# ABOUT THIS TASK
Pick out all lines with the word "eller" from the records that follow.

(Records of document pages)

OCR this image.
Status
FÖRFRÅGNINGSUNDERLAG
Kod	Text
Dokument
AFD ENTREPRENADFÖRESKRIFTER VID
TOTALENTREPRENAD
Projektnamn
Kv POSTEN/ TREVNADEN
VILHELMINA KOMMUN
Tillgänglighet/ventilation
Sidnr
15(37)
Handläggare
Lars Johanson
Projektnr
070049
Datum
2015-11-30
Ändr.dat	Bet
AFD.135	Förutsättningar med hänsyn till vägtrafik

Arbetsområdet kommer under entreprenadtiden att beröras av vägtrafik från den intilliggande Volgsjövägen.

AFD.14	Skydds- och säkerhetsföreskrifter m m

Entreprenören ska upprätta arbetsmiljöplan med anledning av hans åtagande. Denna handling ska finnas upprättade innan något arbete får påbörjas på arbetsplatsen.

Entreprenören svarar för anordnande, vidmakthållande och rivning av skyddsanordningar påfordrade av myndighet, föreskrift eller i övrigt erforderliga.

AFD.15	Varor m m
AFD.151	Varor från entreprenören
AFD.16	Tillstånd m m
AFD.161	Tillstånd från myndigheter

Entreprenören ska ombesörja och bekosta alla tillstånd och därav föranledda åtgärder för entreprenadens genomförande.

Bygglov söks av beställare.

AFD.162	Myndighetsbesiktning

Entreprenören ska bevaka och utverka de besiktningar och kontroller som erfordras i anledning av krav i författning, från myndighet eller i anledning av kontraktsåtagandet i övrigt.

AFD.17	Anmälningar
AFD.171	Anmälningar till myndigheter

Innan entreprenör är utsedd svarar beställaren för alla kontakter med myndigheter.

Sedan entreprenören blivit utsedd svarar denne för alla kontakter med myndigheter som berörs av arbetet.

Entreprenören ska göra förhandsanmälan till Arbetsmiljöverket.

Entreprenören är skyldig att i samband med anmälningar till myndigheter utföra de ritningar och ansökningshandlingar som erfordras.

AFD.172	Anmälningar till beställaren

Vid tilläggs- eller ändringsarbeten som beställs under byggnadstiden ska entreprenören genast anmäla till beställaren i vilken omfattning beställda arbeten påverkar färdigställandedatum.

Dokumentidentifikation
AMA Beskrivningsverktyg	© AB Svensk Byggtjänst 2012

# RESULT OF THIS EXERCISE
Entreprenören svarar för anordnande, vidmakthållande och rivning av skyddsanordningar påfordrade av myndighet, föreskrift eller i övrigt erforderliga.
Entreprenören ska bevaka och utverka de besiktningar och kontroller som erfordras i anledning av krav i författning, från myndighet eller i anledning av kontraktsåtagandet i övrigt.
Vid tilläggs- eller ändringsarbeten som beställs under byggnadstiden ska entreprenören genast anmäla till beställaren i vilken omfattning beställda arbeten påverkar färdigställandedatum.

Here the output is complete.